### GIVEN EXERCISE
Transcribe the material in full, exactly as written.

### TASK INPUTS

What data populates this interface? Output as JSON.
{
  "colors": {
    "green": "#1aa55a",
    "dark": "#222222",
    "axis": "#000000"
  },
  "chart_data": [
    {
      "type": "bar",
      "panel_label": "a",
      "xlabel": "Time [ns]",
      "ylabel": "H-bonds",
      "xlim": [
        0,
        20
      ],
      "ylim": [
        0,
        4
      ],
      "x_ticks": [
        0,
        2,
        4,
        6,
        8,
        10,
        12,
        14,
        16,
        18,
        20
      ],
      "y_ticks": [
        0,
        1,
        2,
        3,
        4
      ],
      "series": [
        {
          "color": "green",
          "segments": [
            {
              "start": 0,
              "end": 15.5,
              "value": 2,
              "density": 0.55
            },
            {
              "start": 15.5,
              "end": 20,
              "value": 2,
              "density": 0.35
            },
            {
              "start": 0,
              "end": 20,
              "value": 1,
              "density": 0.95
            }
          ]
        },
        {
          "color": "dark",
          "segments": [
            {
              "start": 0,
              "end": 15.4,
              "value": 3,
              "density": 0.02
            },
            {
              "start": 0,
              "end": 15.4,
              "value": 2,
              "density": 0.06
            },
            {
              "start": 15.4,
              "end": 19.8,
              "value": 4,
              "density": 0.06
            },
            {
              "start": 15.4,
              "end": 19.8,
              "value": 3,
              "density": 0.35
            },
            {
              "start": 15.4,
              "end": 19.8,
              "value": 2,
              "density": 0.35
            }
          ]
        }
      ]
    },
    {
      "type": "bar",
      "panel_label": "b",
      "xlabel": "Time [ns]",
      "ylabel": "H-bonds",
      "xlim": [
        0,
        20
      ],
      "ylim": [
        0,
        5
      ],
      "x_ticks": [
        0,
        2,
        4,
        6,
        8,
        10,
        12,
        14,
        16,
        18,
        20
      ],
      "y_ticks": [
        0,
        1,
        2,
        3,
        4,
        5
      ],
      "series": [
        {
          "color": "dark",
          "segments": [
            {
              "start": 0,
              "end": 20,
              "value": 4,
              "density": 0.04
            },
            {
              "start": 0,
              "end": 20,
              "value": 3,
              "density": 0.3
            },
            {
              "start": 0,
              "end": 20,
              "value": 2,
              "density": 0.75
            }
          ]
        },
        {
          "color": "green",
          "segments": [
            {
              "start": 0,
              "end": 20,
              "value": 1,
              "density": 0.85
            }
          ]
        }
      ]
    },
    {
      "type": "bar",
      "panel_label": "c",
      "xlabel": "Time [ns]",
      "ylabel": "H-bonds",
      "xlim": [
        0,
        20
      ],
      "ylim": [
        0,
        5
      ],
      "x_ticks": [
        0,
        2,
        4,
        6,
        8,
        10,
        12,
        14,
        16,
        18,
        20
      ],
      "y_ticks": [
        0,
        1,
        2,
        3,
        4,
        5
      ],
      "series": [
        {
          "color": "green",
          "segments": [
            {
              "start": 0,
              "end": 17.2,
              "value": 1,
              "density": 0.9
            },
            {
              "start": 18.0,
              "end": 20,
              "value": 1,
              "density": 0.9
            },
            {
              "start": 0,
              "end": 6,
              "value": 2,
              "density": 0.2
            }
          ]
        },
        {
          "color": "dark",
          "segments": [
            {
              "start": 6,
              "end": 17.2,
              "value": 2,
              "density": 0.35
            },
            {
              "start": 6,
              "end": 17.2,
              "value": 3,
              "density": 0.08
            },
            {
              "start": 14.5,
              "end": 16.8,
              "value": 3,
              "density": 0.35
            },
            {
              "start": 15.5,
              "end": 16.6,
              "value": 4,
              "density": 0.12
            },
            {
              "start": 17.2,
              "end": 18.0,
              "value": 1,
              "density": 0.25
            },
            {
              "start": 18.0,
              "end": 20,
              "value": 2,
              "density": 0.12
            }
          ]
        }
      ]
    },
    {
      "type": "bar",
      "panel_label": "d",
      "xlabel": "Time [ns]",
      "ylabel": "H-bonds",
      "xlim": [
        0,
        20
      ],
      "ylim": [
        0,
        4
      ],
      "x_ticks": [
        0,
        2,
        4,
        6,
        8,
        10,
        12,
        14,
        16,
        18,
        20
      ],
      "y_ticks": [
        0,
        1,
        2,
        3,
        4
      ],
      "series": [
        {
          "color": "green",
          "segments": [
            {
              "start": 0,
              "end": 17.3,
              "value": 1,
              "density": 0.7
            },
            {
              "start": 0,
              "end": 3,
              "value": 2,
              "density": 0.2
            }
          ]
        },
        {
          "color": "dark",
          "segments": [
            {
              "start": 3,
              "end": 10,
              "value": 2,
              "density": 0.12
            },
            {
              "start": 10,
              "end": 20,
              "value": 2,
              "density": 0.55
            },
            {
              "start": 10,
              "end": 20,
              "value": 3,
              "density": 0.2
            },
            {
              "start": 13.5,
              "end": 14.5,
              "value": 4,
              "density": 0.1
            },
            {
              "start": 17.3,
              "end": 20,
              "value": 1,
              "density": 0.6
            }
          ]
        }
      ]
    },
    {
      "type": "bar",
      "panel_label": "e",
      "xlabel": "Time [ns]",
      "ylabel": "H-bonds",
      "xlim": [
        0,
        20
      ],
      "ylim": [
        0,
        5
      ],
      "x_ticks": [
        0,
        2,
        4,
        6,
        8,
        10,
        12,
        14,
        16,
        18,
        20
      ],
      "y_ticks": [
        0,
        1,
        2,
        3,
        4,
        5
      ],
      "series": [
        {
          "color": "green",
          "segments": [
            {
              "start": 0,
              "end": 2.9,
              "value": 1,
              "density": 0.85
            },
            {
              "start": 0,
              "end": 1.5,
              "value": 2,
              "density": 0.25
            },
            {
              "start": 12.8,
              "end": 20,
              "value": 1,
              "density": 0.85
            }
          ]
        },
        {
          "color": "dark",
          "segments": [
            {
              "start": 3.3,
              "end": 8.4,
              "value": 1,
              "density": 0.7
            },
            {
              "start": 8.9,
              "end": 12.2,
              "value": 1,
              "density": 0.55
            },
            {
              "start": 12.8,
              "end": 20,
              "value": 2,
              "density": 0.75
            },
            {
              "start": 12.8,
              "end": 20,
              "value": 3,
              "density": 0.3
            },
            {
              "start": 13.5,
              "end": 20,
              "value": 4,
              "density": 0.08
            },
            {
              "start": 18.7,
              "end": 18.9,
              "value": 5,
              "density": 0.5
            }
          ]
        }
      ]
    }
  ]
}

### ANSWER IN FULL
What data populates this interface? Output as JSON.
{
  "colors": {
    "green": "#1aa55a",
    "dark": "#222222",
    "axis": "#000000"
  },
  "chart_data": [
    {
      "type": "bar",
      "panel_label": "a",
      "xlabel": "Time [ns]",
      "ylabel": "H-bonds",
      "xlim": [
        0,
        20
      ],
      "ylim": [
        0,
        4
      ],
      "x_ticks": [
        0,
        2,
        4,
        6,
        8,
        10,
        12,
        14,
        16,
        18,
        20
      ],
      "y_ticks": [
        0,
        1,
        2,
        3,
        4
      ],
      "series": [
        {
          "color": "green",
          "segments": [
            {
              "start": 0,
              "end": 15.5,
              "value": 2,
              "density": 0.55
            },
            {
              "start": 15.5,
              "end": 20,
              "value": 2,
              "density": 0.35
            },
            {
              "start": 0,
              "end": 20,
              "value": 1,
              "density": 0.95
            }
          ]
        },
        {
          "color": "dark",
          "segments": [
            {
              "start": 0,
              "end": 15.4,
              "value": 3,
              "density": 0.02
            },
            {
              "start": 0,
              "end": 15.4,
              "value": 2,
              "density": 0.06
            },
            {
              "start": 15.4,
              "end": 19.8,
              "value": 4,
              "density": 0.06
            },
            {
              "start": 15.4,
              "end": 19.8,
              "value": 3,
              "density": 0.35
            },
            {
              "start": 15.4,
              "end": 19.8,
              "value": 2,
              "density": 0.35
            }
          ]
        }
      ]
    },
    {
      "type": "bar",
      "panel_label": "b",
      "xlabel": "Time [ns]",
      "ylabel": "H-bonds",
      "xlim": [
        0,
        20
      ],
      "ylim": [
        0,
        5
      ],
      "x_ticks": [
        0,
        2,
        4,
        6,
        8,
        10,
        12,
        14,
        16,
        18,
        20
      ],
      "y_ticks": [
        0,
        1,
        2,
        3,
        4,
        5
      ],
      "series": [
        {
          "color": "dark",
          "segments": [
            {
              "start": 0,
              "end": 20,
              "value": 4,
              "density": 0.04
            },
            {
              "start": 0,
              "end": 20,
              "value": 3,
              "density": 0.3
            },
            {
              "start": 0,
              "end": 20,
              "value": 2,
              "density": 0.75
            }
          ]
        },
        {
          "color": "green",
          "segments": [
            {
              "start": 0,
              "end": 20,
              "value": 1,
              "density": 0.85
            }
          ]
        }
      ]
    },
    {
      "type": "bar",
      "panel_label": "c",
      "xlabel": "Time [ns]",
      "ylabel": "H-bonds",
      "xlim": [
        0,
        20
      ],
      "ylim": [
        0,
        5
      ],
      "x_ticks": [
        0,
        2,
        4,
        6,
        8,
        10,
        12,
        14,
        16,
        18,
        20
      ],
      "y_ticks": [
        0,
        1,
        2,
        3,
        4,
        5
      ],
      "series": [
        {
          "color": "green",
          "segments": [
            {
              "start": 0,
              "end": 17.2,
              "value": 1,
              "density": 0.9
            },
            {
              "start": 18.0,
              "end": 20,
              "value": 1,
              "density": 0.9
            },
            {
              "start": 0,
              "end": 6,
              "value": 2,
              "density": 0.2
            }
          ]
        },
        {
          "color": "dark",
          "segments": [
            {
              "start": 6,
              "end": 17.2,
              "value": 2,
              "density": 0.35
            },
            {
              "start": 6,
              "end": 17.2,
              "value": 3,
              "density": 0.08
            },
            {
              "start": 14.5,
              "end": 16.8,
              "value": 3,
              "density": 0.35
            },
            {
              "start": 15.5,
              "end": 16.6,
              "value": 4,
              "density": 0.12
            },
            {
              "start": 17.2,
              "end": 18.0,
              "value": 1,
              "density": 0.25
            },
            {
              "start": 18.0,
              "end": 20,
              "value": 2,
              "density": 0.12
            }
          ]
        }
      ]
    },
    {
      "type": "bar",
      "panel_label": "d",
      "xlabel": "Time [ns]",
      "ylabel": "H-bonds",
      "xlim": [
        0,
        20
      ],
      "ylim": [
        0,
        4
      ],
      "x_ticks": [
        0,
        2,
        4,
        6,
        8,
        10,
        12,
        14,
        16,
        18,
        20
      ],
      "y_ticks": [
        0,
        1,
        2,
        3,
        4
      ],
      "series": [
        {
          "color": "green",
          "segments": [
            {
              "start": 0,
              "end": 17.3,
              "value": 1,
              "density": 0.7
            },
            {
              "start": 0,
              "end": 3,
              "value": 2,
              "density": 0.2
            }
          ]
        },
        {
          "color": "dark",
          "segments": [
            {
              "start": 3,
              "end": 10,
              "value": 2,
              "density": 0.12
            },
            {
              "start": 10,
              "end": 20,
              "value": 2,
              "density": 0.55
            },
            {
              "start": 10,
              "end": 20,
              "value": 3,
              "density": 0.2
            },
            {
              "start": 13.5,
              "end": 14.5,
              "value": 4,
              "density": 0.1
            },
            {
              "start": 17.3,
              "end": 20,
              "value": 1,
              "density": 0.6
            }
          ]
        }
      ]
    },
    {
      "type": "bar",
      "panel_label": "e",
      "xlabel": "Time [ns]",
      "ylabel": "H-bonds",
      "xlim": [
        0,
        20
      ],
      "ylim": [
        0,
        5
      ],
      "x_ticks": [
        0,
        2,
        4,
        6,
        8,
        10,
        12,
        14,
        16,
        18,
        20
      ],
      "y_ticks": [
        0,
        1,
        2,
        3,
        4,
        5
      ],
      "series": [
        {
          "color": "green",
          "segments": [
            {
              "start": 0,
              "end": 2.9,
              "value": 1,
              "density": 0.85
            },
            {
              "start": 0,
              "end": 1.5,
              "value": 2,
              "density": 0.25
            },
            {
              "start": 12.8,
              "end": 20,
              "value": 1,
              "density": 0.85
            }
          ]
        },
        {
          "color": "dark",
          "segments": [
            {
              "start": 3.3,
              "end": 8.4,
              "value": 1,
              "density": 0.7
            },
            {
              "start": 8.9,
              "end": 12.2,
              "value": 1,
              "density": 0.55
            },
            {
              "start": 12.8,
              "end": 20,
              "value": 2,
              "density": 0.75
            },
            {
              "start": 12.8,
              "end": 20,
              "value": 3,
              "density": 0.3
            },
            {
              "start": 13.5,
              "end": 20,
              "value": 4,
              "density": 0.08
            },
            {
              "start": 18.7,
              "end": 18.9,
              "value": 5,
              "density": 0.5
            }
          ]
        }
      ]
    }
  ]
}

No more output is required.